State how many lines of the entries below hold the word "NCEP"; reply with nothing but the number.

_Material provided_:
_____
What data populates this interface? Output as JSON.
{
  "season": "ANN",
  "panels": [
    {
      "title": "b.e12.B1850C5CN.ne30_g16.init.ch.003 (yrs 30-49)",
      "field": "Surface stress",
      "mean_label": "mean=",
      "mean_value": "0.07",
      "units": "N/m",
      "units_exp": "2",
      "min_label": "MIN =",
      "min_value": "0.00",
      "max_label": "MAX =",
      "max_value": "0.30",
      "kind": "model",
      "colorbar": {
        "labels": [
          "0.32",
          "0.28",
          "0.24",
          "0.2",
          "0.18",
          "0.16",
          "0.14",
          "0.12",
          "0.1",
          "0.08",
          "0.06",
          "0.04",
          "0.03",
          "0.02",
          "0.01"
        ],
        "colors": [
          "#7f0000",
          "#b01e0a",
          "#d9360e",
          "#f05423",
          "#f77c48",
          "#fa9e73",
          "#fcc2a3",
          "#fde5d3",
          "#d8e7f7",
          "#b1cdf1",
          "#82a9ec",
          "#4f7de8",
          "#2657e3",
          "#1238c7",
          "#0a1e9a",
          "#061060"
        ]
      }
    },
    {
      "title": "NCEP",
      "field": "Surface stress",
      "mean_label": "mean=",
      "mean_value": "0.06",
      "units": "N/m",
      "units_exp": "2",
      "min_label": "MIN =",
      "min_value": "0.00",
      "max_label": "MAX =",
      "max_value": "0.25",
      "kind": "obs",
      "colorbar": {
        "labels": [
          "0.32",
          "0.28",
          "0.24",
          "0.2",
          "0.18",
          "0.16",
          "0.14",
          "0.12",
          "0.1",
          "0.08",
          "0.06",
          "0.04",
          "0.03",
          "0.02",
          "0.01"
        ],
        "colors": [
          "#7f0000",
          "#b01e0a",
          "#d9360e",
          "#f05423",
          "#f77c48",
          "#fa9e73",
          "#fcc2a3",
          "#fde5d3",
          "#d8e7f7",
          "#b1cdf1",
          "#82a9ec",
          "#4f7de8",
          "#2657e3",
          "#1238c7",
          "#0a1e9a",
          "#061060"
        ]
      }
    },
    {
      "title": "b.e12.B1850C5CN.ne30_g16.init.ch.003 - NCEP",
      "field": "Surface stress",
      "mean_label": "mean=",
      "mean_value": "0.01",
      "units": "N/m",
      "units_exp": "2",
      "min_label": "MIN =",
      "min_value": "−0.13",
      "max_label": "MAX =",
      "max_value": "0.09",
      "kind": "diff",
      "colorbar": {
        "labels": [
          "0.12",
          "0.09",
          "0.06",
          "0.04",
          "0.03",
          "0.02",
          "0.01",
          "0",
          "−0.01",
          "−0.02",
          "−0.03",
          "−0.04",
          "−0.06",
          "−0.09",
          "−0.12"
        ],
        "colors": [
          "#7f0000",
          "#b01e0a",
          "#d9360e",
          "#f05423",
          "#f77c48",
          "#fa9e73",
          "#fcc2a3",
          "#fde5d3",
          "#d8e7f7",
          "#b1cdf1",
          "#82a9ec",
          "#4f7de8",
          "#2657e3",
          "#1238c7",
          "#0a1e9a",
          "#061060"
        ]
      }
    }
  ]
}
_____
_Problem solution_: 2